(Labeled region entries):
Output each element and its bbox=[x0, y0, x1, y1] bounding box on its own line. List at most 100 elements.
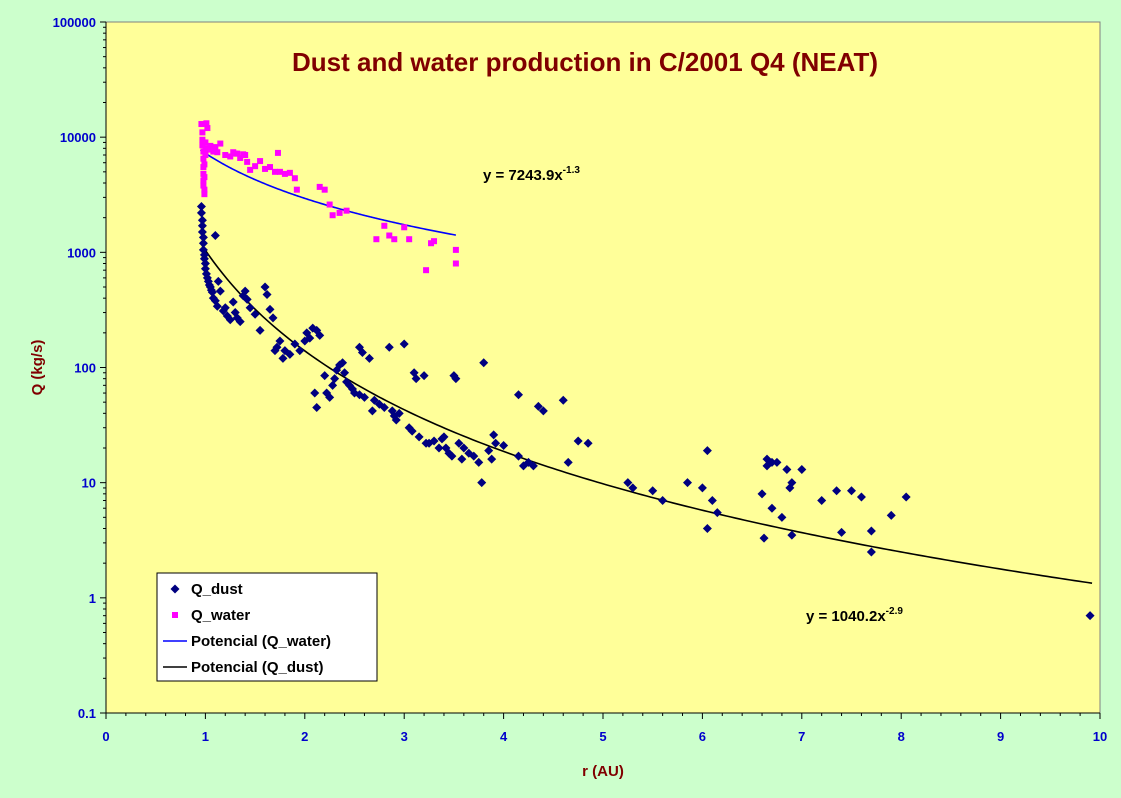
water-point bbox=[423, 267, 430, 274]
water-point bbox=[200, 148, 207, 155]
dust-point bbox=[1085, 611, 1095, 621]
dust-fit-equation: y = 1040.2x-2.9 bbox=[806, 606, 903, 625]
dust-point bbox=[325, 392, 335, 402]
dust-point bbox=[648, 486, 658, 496]
dust-point bbox=[198, 238, 208, 248]
dust-point bbox=[837, 527, 847, 537]
water-point bbox=[200, 182, 207, 189]
y-tick-label: 100 bbox=[74, 361, 96, 376]
x-tick-label: 8 bbox=[898, 729, 905, 744]
legend-label: Potencial (Q_water) bbox=[191, 633, 331, 650]
dust-point bbox=[573, 436, 583, 446]
x-tick-label: 10 bbox=[1093, 729, 1107, 744]
dust-point bbox=[338, 358, 348, 368]
water-point bbox=[201, 174, 208, 181]
water-point bbox=[373, 236, 380, 243]
y-axis-label: Q (kg/s) bbox=[29, 340, 46, 396]
dust-point bbox=[278, 353, 288, 363]
water-point bbox=[252, 163, 259, 170]
dust-point bbox=[797, 465, 807, 475]
dust-point bbox=[782, 465, 792, 475]
dust-point bbox=[489, 430, 499, 440]
dust-point bbox=[272, 342, 282, 352]
legend-box bbox=[156, 572, 378, 682]
dust-point bbox=[847, 486, 856, 496]
dust-point bbox=[772, 457, 782, 467]
dust-point bbox=[328, 380, 338, 390]
dust-point bbox=[479, 358, 489, 368]
dust-point bbox=[759, 533, 769, 543]
water-point bbox=[431, 238, 438, 245]
water-point bbox=[201, 191, 208, 198]
dust-point bbox=[290, 339, 300, 349]
x-tick-label: 2 bbox=[301, 729, 308, 744]
dust-point bbox=[832, 486, 842, 496]
dust-point bbox=[340, 368, 350, 378]
legend-dust-marker bbox=[170, 584, 180, 594]
dust-point bbox=[411, 374, 421, 384]
dust-point bbox=[901, 492, 911, 502]
dust-point bbox=[379, 402, 389, 412]
dust-point bbox=[240, 286, 250, 296]
water-point bbox=[271, 168, 278, 175]
water-point bbox=[201, 161, 208, 168]
dust-point bbox=[533, 401, 543, 411]
dust-point bbox=[419, 371, 429, 381]
water-point bbox=[316, 183, 323, 190]
chart-title: Dust and water production in C/2001 Q4 (… bbox=[292, 47, 878, 77]
dust-point bbox=[245, 303, 255, 313]
water-point bbox=[200, 155, 207, 162]
dust-point bbox=[514, 451, 524, 461]
dust-point bbox=[457, 454, 467, 464]
water-fit-equation: y = 7243.9x-1.3 bbox=[483, 165, 580, 184]
x-tick-label: 4 bbox=[500, 729, 508, 744]
dust-point bbox=[213, 276, 223, 286]
x-tick-label: 0 bbox=[102, 729, 109, 744]
water-point bbox=[204, 125, 211, 132]
dust-point bbox=[702, 523, 712, 533]
x-tick-label: 3 bbox=[401, 729, 408, 744]
x-tick-label: 5 bbox=[599, 729, 606, 744]
water-point bbox=[281, 170, 288, 177]
dust-point bbox=[197, 215, 207, 225]
dust-point bbox=[200, 258, 210, 268]
dust-point bbox=[312, 402, 322, 412]
dust-point bbox=[357, 347, 367, 357]
dust-point bbox=[228, 297, 238, 307]
dust-point bbox=[469, 451, 479, 461]
dust-point bbox=[767, 503, 777, 513]
water-point bbox=[217, 140, 224, 147]
dust-point bbox=[394, 408, 404, 418]
water-point bbox=[205, 146, 212, 153]
dust-point bbox=[242, 294, 252, 304]
axes: 0 1 2 3 4 5 6 7 8 9 10 0.1 1 10 100 1000 10000 100000 bbox=[53, 15, 1108, 744]
water-point bbox=[291, 175, 298, 182]
dust-point bbox=[225, 315, 235, 325]
legend-label: Potencial (Q_dust) bbox=[191, 659, 324, 676]
water-point bbox=[286, 169, 293, 176]
water-equation-exponent: -1.3 bbox=[563, 165, 581, 176]
dust-point bbox=[767, 457, 777, 467]
y-tick-label: 10 bbox=[82, 476, 96, 491]
water-point bbox=[257, 158, 264, 165]
water-point bbox=[202, 152, 209, 159]
dust-point bbox=[697, 483, 707, 493]
water-point bbox=[207, 142, 214, 149]
y-tick-label: 0.1 bbox=[78, 706, 96, 721]
dust-point bbox=[196, 202, 206, 212]
dust-point bbox=[359, 392, 369, 402]
dust-point bbox=[528, 461, 538, 471]
dust-point bbox=[538, 406, 548, 416]
dust-point bbox=[447, 451, 457, 461]
dust-point bbox=[391, 415, 401, 425]
dust-point bbox=[702, 446, 712, 456]
dust-point bbox=[220, 303, 230, 313]
legend-water-marker bbox=[172, 612, 178, 618]
dust-point bbox=[707, 496, 717, 506]
dust-point bbox=[484, 446, 494, 456]
dust-point bbox=[310, 388, 320, 398]
dust-point bbox=[255, 325, 265, 335]
y-tick-label: 10000 bbox=[60, 130, 96, 145]
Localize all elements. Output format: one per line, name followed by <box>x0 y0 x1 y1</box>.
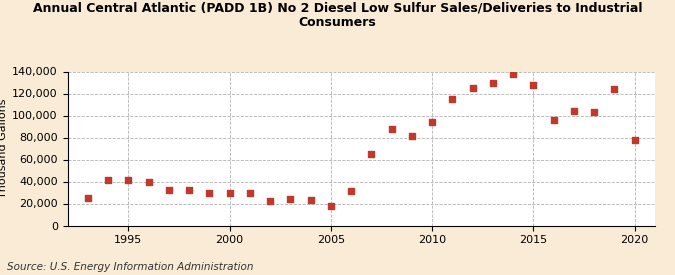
Point <box>548 118 559 122</box>
Point <box>244 190 255 195</box>
Point <box>163 188 174 192</box>
Point <box>103 178 113 183</box>
Point <box>568 109 579 113</box>
Point <box>447 97 458 101</box>
Point <box>427 120 437 124</box>
Text: Annual Central Atlantic (PADD 1B) No 2 Diesel Low Sulfur Sales/Deliveries to Ind: Annual Central Atlantic (PADD 1B) No 2 D… <box>33 1 642 29</box>
Point <box>305 198 316 202</box>
Point <box>143 179 154 184</box>
Point <box>609 87 620 91</box>
Point <box>285 197 296 201</box>
Point <box>528 82 539 87</box>
Text: Source: U.S. Energy Information Administration: Source: U.S. Energy Information Administ… <box>7 262 253 272</box>
Point <box>224 190 235 195</box>
Point <box>589 110 599 114</box>
Point <box>325 204 336 208</box>
Point <box>346 189 356 194</box>
Point <box>386 126 397 131</box>
Point <box>467 86 478 90</box>
Point <box>184 188 194 192</box>
Point <box>123 178 134 183</box>
Point <box>629 138 640 142</box>
Point <box>82 196 93 200</box>
Point <box>406 134 417 139</box>
Point <box>265 199 275 204</box>
Point <box>508 72 518 76</box>
Point <box>204 190 215 195</box>
Point <box>487 80 498 85</box>
Point <box>366 152 377 156</box>
Y-axis label: Thousand Gallons: Thousand Gallons <box>0 99 8 198</box>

(What is expected):
Reproduce word for word everything from the line containing "Point <box>548 118 559 122</box>" down to the line containing "Point <box>427 120 437 124</box>", including both of those lines.

(Task response):
Point <box>548 118 559 122</box>
Point <box>244 190 255 195</box>
Point <box>163 188 174 192</box>
Point <box>103 178 113 183</box>
Point <box>568 109 579 113</box>
Point <box>447 97 458 101</box>
Point <box>427 120 437 124</box>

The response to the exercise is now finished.